Your task:
Copy each entry as it stands, leaving nothing out.

Source data:
********

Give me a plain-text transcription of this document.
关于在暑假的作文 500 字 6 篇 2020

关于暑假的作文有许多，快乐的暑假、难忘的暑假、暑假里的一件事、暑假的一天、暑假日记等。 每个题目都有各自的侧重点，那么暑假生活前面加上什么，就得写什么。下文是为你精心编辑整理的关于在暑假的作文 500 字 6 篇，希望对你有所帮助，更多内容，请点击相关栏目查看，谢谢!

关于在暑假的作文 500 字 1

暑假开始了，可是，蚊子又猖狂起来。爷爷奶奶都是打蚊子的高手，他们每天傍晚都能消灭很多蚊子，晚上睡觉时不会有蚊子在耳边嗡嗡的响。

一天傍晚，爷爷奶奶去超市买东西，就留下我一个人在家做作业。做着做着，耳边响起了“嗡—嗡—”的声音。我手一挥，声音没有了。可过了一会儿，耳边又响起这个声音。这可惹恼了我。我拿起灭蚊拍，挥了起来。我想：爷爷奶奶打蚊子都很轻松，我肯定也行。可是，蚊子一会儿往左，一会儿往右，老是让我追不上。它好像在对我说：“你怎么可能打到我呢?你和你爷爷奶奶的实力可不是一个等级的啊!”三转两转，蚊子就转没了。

********

Answer to the task:
Give me a plain-text transcription of this document.
关于在暑假的作文 500 字 6 篇 2020

关于暑假的作文有许多，快乐的暑假、难忘的暑假、暑假里的一件事、暑假的一天、暑假日记等。 每个题目都有各自的侧重点，那么暑假生活前面加上什么，就得写什么。下文是为你精心编辑整理的关于在暑假的作文 500 字 6 篇，希望对你有所帮助，更多内容，请点击相关栏目查看，谢谢!

关于在暑假的作文 500 字 1

暑假开始了，可是，蚊子又猖狂起来。爷爷奶奶都是打蚊子的高手，他们每天傍晚都能消灭很多蚊子，晚上睡觉时不会有蚊子在耳边嗡嗡的响。

一天傍晚，爷爷奶奶去超市买东西，就留下我一个人在家做作业。做着做着，耳边响起了“嗡—嗡—”的声音。我手一挥，声音没有了。可过了一会儿，耳边又响起这个声音。这可惹恼了我。我拿起灭蚊拍，挥了起来。我想：爷爷奶奶打蚊子都很轻松，我肯定也行。可是，蚊子一会儿往左，一会儿往右，老是让我追不上。它好像在对我说：“你怎么可能打到我呢?你和你爷爷奶奶的实力可不是一个等级的啊!”三转两转，蚊子就转没了。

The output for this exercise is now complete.